-------- Available data
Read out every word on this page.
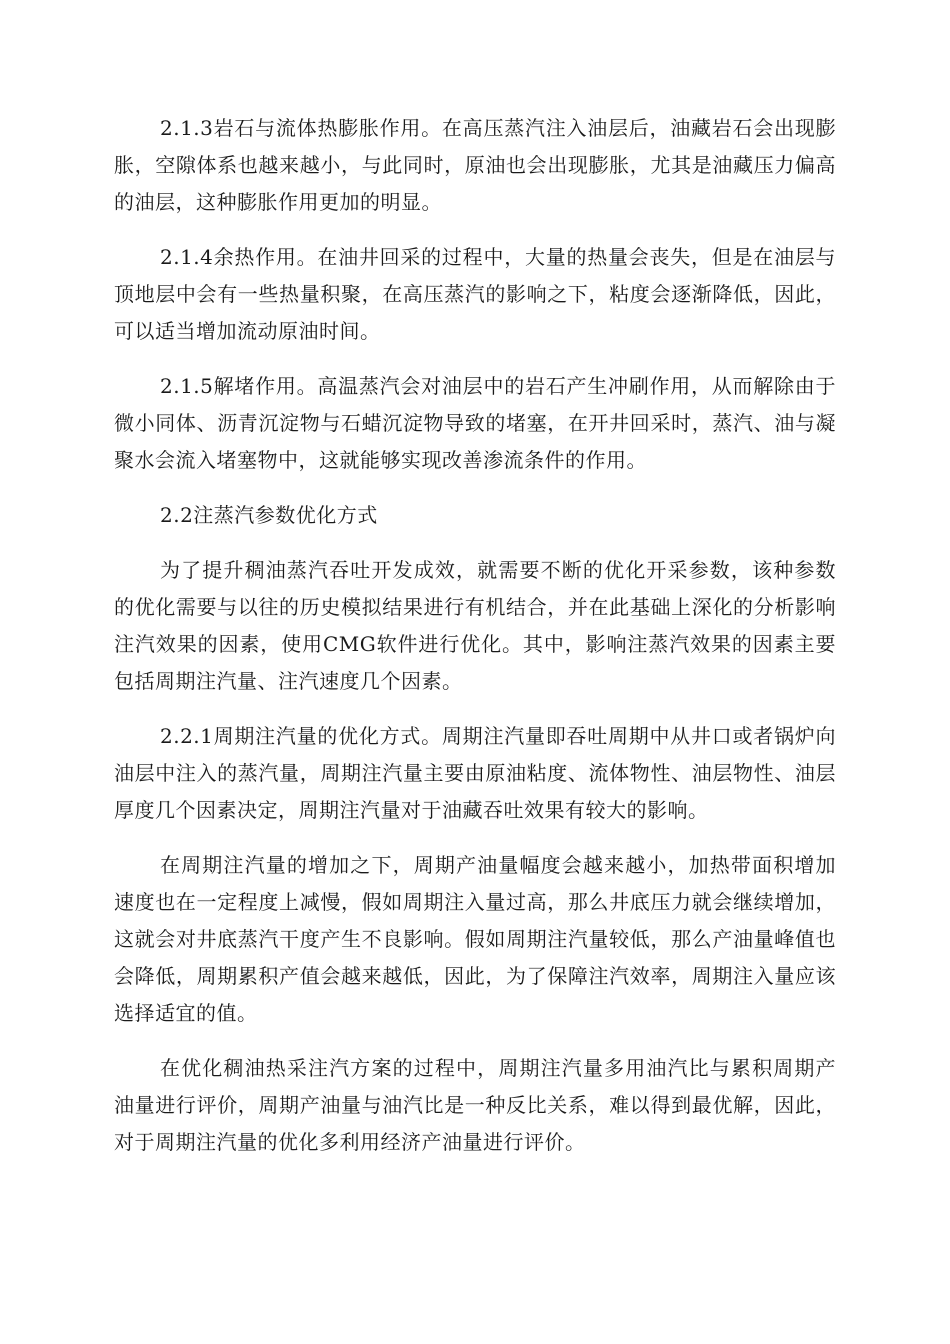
2.1.3岩石与流体热膨胀作用。在高压蒸汽注入油层后，油藏岩石会出现膨胀，空隙体系也越来越小，与此同时，原油也会出现膨胀，尤其是油藏压力偏高的油层，这种膨胀作用更加的明显。

2.1.4余热作用。在油井回采的过程中，大量的热量会丧失，但是在油层与顶地层中会有一些热量积聚，在高压蒸汽的影响之下，粘度会逐渐降低，因此，可以适当增加流动原油时间。

2.1.5解堵作用。高温蒸汽会对油层中的岩石产生冲刷作用，从而解除由于微小同体、沥青沉淀物与石蜡沉淀物导致的堵塞，在开井回采时，蒸汽、油与凝聚水会流入堵塞物中，这就能够实现改善渗流条件的作用。

2.2注蒸汽参数优化方式

为了提升稠油蒸汽吞吐开发成效，就需要不断的优化开采参数，该种参数的优化需要与以往的历史模拟结果进行有机结合，并在此基础上深化的分析影响注汽效果的因素，使用CMG软件进行优化。其中，影响注蒸汽效果的因素主要包括周期注汽量、注汽速度几个因素。

2.2.1周期注汽量的优化方式。周期注汽量即吞吐周期中从井口或者锅炉向油层中注入的蒸汽量，周期注汽量主要由原油粘度、流体物性、油层物性、油层厚度几个因素决定，周期注汽量对于油藏吞吐效果有较大的影响。

在周期注汽量的增加之下，周期产油量幅度会越来越小，加热带面积增加速度也在一定程度上减慢，假如周期注入量过高，那么井底压力就会继续增加，这就会对井底蒸汽干度产生不良影响。假如周期注汽量较低，那么产油量峰值也会降低，周期累积产值会越来越低，因此，为了保障注汽效率，周期注入量应该选择适宜的值。

在优化稠油热采注汽方案的过程中，周期注汽量多用油汽比与累积周期产油量进行评价，周期产油量与油汽比是一种反比关系，难以得到最优解，因此，对于周期注汽量的优化多利用经济产油量进行评价。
----------------
● Direction: Leaving the pictures aside, transcribe the entire listing exactly.

● Exercise solution:
Read out every word on this page.
2.1.3岩石与流体热膨胀作用。在高压蒸汽注入油层后，油藏岩石会出现膨胀，空隙体系也越来越小，与此同时，原油也会出现膨胀，尤其是油藏压力偏高的油层，这种膨胀作用更加的明显。

2.1.4余热作用。在油井回采的过程中，大量的热量会丧失，但是在油层与顶地层中会有一些热量积聚，在高压蒸汽的影响之下，粘度会逐渐降低，因此，可以适当增加流动原油时间。

2.1.5解堵作用。高温蒸汽会对油层中的岩石产生冲刷作用，从而解除由于微小同体、沥青沉淀物与石蜡沉淀物导致的堵塞，在开井回采时，蒸汽、油与凝聚水会流入堵塞物中，这就能够实现改善渗流条件的作用。

2.2注蒸汽参数优化方式

为了提升稠油蒸汽吞吐开发成效，就需要不断的优化开采参数，该种参数的优化需要与以往的历史模拟结果进行有机结合，并在此基础上深化的分析影响注汽效果的因素，使用CMG软件进行优化。其中，影响注蒸汽效果的因素主要包括周期注汽量、注汽速度几个因素。

2.2.1周期注汽量的优化方式。周期注汽量即吞吐周期中从井口或者锅炉向油层中注入的蒸汽量，周期注汽量主要由原油粘度、流体物性、油层物性、油层厚度几个因素决定，周期注汽量对于油藏吞吐效果有较大的影响。

在周期注汽量的增加之下，周期产油量幅度会越来越小，加热带面积增加速度也在一定程度上减慢，假如周期注入量过高，那么井底压力就会继续增加，这就会对井底蒸汽干度产生不良影响。假如周期注汽量较低，那么产油量峰值也会降低，周期累积产值会越来越低，因此，为了保障注汽效率，周期注入量应该选择适宜的值。

在优化稠油热采注汽方案的过程中，周期注汽量多用油汽比与累积周期产油量进行评价，周期产油量与油汽比是一种反比关系，难以得到最优解，因此，对于周期注汽量的优化多利用经济产油量进行评价。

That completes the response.